> _What to work on_
Look for the string "windows" in every line, and copy each line that has it.

# start of Data shown

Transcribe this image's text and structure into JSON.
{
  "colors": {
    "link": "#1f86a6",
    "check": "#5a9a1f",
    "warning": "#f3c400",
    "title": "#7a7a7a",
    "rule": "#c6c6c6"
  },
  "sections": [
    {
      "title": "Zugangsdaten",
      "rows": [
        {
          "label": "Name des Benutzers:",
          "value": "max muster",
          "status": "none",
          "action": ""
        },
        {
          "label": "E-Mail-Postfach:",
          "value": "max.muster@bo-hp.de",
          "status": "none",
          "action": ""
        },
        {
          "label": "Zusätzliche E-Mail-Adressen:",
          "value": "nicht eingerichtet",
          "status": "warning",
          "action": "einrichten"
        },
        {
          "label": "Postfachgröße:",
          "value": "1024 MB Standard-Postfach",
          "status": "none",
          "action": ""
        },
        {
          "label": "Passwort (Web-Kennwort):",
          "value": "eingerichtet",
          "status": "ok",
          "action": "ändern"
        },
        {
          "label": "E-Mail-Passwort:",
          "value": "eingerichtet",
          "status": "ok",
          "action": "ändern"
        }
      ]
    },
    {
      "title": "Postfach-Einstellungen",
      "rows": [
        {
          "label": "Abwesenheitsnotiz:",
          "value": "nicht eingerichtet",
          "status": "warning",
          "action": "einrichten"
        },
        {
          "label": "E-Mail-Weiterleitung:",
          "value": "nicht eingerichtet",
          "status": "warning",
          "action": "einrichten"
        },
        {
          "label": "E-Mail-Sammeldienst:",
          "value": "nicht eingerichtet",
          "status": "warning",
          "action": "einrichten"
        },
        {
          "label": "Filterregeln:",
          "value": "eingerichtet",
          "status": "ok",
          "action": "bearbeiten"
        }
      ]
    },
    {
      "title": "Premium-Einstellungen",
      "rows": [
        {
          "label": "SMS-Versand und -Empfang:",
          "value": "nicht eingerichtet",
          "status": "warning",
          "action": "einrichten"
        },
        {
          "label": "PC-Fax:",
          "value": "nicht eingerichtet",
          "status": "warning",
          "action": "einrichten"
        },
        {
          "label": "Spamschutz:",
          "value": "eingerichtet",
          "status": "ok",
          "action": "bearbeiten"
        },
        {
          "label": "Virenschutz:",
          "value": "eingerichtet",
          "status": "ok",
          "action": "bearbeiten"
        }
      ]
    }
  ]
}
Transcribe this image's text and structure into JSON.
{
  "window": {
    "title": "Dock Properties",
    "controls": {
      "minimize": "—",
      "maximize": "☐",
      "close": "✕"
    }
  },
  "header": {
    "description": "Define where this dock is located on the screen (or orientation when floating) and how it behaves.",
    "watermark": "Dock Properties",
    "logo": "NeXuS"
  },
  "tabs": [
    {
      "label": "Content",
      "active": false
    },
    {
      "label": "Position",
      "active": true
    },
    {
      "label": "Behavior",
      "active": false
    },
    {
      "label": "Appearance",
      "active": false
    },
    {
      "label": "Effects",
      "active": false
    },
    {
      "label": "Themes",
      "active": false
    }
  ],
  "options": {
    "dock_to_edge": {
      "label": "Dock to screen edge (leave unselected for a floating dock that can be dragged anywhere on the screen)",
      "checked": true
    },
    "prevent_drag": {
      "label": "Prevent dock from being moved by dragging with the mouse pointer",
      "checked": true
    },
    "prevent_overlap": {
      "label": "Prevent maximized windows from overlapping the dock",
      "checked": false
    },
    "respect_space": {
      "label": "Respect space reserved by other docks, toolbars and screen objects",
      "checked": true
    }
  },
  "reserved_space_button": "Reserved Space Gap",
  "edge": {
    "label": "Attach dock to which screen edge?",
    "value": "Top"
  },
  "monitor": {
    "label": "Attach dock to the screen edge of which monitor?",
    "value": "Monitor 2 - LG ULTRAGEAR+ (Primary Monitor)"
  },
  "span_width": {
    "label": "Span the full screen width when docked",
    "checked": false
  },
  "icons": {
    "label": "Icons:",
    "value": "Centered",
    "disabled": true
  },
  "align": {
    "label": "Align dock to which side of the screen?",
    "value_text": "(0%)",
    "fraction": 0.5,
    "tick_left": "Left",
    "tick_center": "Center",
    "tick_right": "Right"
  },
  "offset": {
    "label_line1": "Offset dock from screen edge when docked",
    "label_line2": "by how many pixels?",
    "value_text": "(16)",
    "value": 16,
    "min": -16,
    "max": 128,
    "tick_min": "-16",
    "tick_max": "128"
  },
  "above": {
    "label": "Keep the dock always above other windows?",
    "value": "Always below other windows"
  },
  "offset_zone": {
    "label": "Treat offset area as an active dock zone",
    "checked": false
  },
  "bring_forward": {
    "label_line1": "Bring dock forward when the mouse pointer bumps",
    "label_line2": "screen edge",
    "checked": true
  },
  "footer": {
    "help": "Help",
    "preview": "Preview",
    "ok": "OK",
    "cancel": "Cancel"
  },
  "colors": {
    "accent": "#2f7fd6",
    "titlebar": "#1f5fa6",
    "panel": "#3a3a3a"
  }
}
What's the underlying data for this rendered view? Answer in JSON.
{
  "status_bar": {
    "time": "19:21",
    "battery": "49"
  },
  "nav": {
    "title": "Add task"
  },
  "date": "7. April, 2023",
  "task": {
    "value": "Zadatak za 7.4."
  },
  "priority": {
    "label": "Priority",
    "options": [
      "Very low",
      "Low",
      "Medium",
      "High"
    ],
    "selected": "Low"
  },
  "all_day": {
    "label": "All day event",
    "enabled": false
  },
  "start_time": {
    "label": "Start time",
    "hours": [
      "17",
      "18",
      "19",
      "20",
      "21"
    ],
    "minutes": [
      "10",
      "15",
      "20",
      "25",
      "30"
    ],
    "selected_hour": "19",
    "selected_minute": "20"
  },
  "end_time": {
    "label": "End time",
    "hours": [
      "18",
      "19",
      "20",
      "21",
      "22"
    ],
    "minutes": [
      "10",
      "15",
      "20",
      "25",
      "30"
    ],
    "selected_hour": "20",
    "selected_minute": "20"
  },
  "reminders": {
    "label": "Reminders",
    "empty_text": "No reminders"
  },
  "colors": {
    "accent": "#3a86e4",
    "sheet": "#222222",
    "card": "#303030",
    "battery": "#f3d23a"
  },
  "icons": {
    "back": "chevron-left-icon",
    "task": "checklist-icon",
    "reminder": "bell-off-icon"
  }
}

# end of Data shown

> _Answer to this problem_
      "label": "Prevent maximized windows from overlapping the dock",
    "label": "Keep the dock always above other windows?",
    "value": "Always below other windows"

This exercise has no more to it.